Stored entries
########

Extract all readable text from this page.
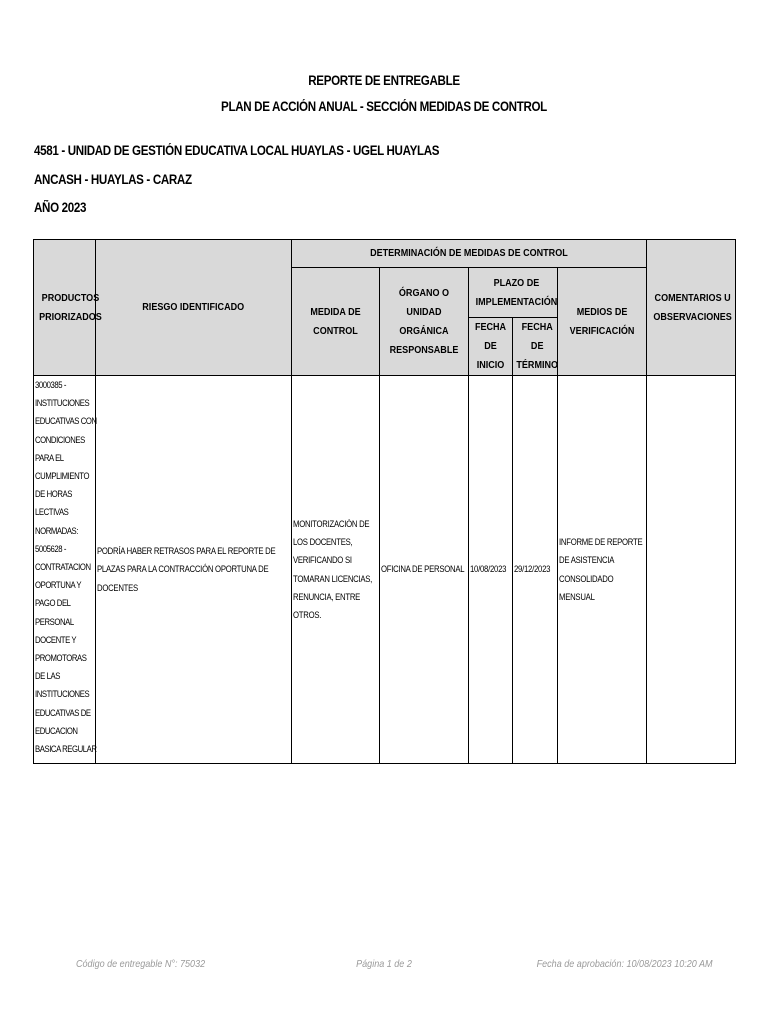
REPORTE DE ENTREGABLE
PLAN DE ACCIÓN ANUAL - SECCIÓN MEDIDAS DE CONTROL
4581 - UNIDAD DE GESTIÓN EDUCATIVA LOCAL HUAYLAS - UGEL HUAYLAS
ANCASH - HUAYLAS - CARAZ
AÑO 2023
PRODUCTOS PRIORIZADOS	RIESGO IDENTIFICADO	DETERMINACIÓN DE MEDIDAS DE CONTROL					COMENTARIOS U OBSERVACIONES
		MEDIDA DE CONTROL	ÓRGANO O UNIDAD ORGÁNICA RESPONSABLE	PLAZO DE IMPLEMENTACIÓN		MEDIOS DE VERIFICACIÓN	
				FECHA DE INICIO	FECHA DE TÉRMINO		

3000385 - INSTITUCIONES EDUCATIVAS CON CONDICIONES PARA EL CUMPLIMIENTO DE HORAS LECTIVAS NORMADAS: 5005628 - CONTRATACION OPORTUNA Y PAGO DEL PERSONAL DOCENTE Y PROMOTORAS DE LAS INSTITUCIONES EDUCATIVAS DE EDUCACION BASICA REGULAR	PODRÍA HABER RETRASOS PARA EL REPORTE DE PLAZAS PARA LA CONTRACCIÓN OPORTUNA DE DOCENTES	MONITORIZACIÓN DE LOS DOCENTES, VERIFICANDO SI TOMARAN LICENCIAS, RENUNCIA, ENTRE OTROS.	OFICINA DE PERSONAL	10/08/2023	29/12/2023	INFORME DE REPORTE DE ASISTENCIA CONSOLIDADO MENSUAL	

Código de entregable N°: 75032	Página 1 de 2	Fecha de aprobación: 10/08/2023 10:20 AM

########

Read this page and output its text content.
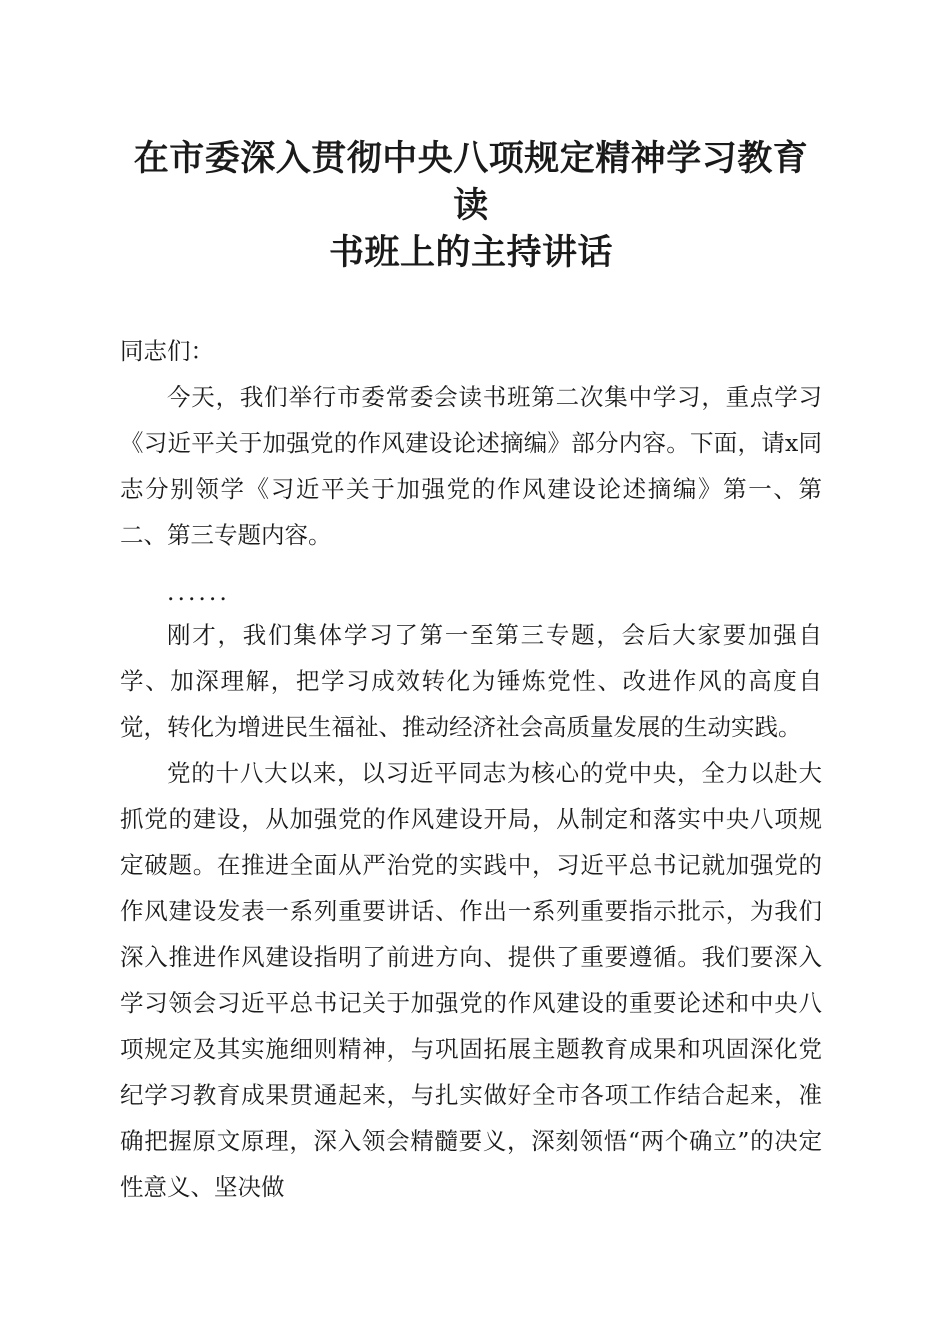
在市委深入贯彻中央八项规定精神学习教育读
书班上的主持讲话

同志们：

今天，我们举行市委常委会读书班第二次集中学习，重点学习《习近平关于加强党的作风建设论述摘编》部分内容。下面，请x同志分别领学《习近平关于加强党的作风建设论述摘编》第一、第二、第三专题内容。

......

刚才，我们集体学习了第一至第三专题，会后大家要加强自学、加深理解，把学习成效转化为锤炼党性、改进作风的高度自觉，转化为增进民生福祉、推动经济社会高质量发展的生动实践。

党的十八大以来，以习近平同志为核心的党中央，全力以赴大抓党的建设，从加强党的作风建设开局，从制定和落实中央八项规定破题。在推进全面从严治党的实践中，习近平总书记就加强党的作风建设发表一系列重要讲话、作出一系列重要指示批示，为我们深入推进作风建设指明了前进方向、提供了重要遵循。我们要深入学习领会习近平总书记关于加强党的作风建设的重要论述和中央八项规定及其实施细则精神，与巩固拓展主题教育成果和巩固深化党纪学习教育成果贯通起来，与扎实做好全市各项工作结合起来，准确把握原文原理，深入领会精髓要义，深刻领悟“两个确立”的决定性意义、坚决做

########

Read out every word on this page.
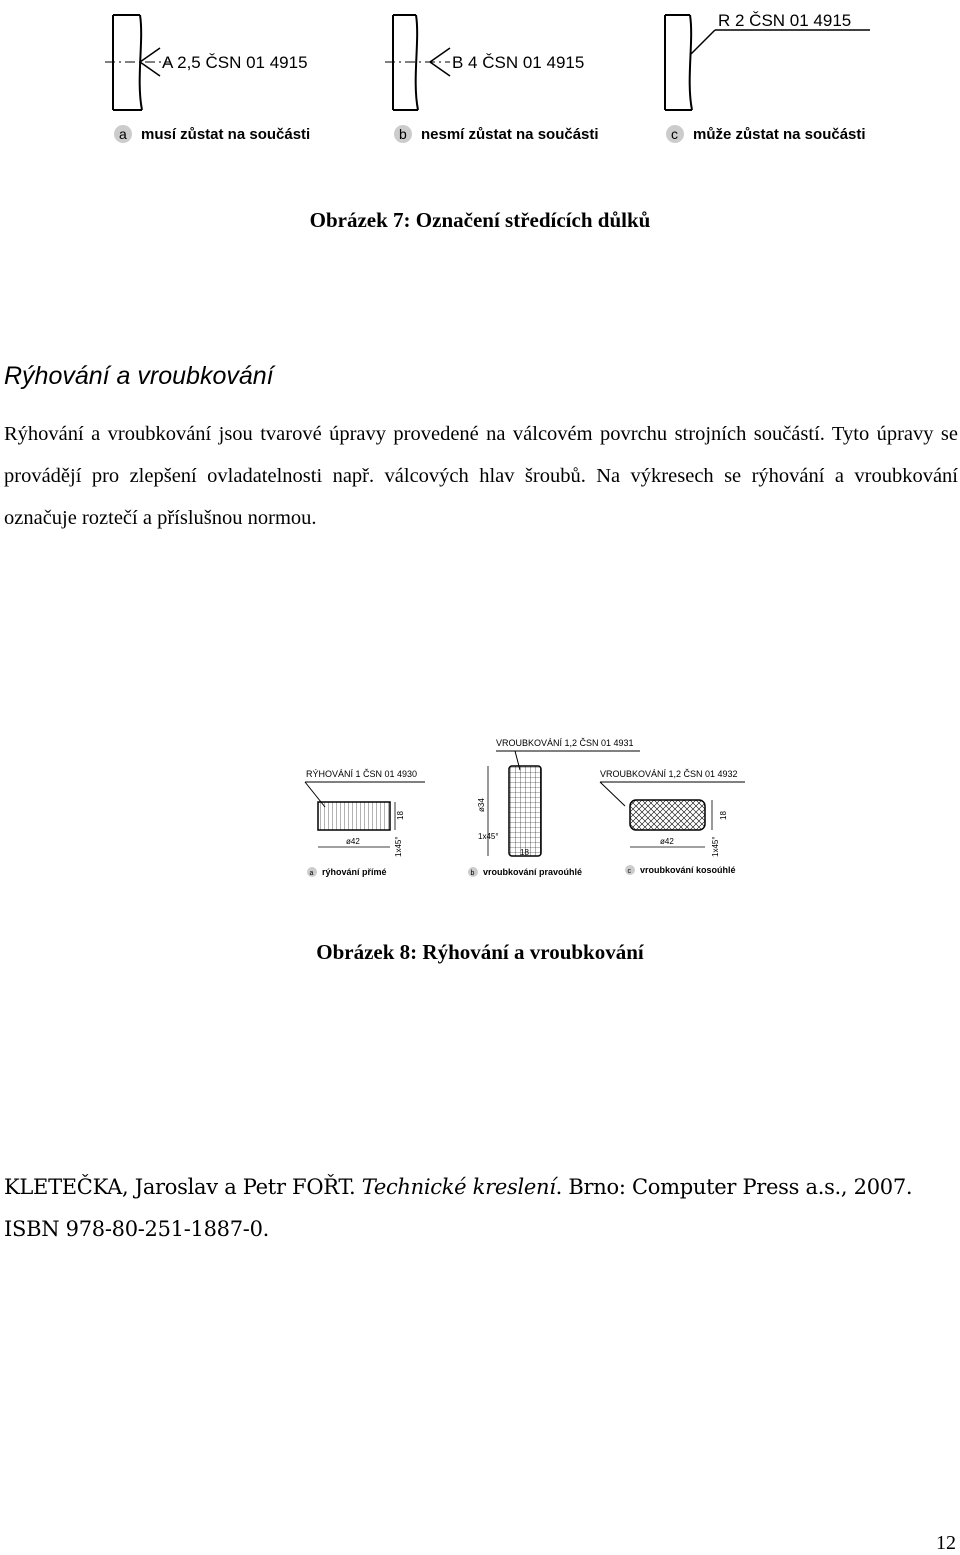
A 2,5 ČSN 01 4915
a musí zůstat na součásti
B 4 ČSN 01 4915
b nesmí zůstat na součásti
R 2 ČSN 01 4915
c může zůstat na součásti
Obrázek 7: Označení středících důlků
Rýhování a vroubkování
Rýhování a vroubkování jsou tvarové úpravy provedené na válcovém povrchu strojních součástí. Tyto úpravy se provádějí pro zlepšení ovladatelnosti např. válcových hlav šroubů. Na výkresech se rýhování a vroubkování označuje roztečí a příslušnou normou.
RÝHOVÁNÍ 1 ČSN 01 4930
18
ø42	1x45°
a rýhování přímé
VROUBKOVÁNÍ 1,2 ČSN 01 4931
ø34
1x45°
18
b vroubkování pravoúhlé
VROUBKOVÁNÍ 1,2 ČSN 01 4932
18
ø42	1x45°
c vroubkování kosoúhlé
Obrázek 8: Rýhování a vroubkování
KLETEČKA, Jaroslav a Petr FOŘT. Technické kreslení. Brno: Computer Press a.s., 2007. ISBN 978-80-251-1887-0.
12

########

◆ **WHAT THE TASK REQUIRES**
Count each line above in which the string "text" appears, then state only the total.

◆ **RESULT OF THIS EXERCISE**
2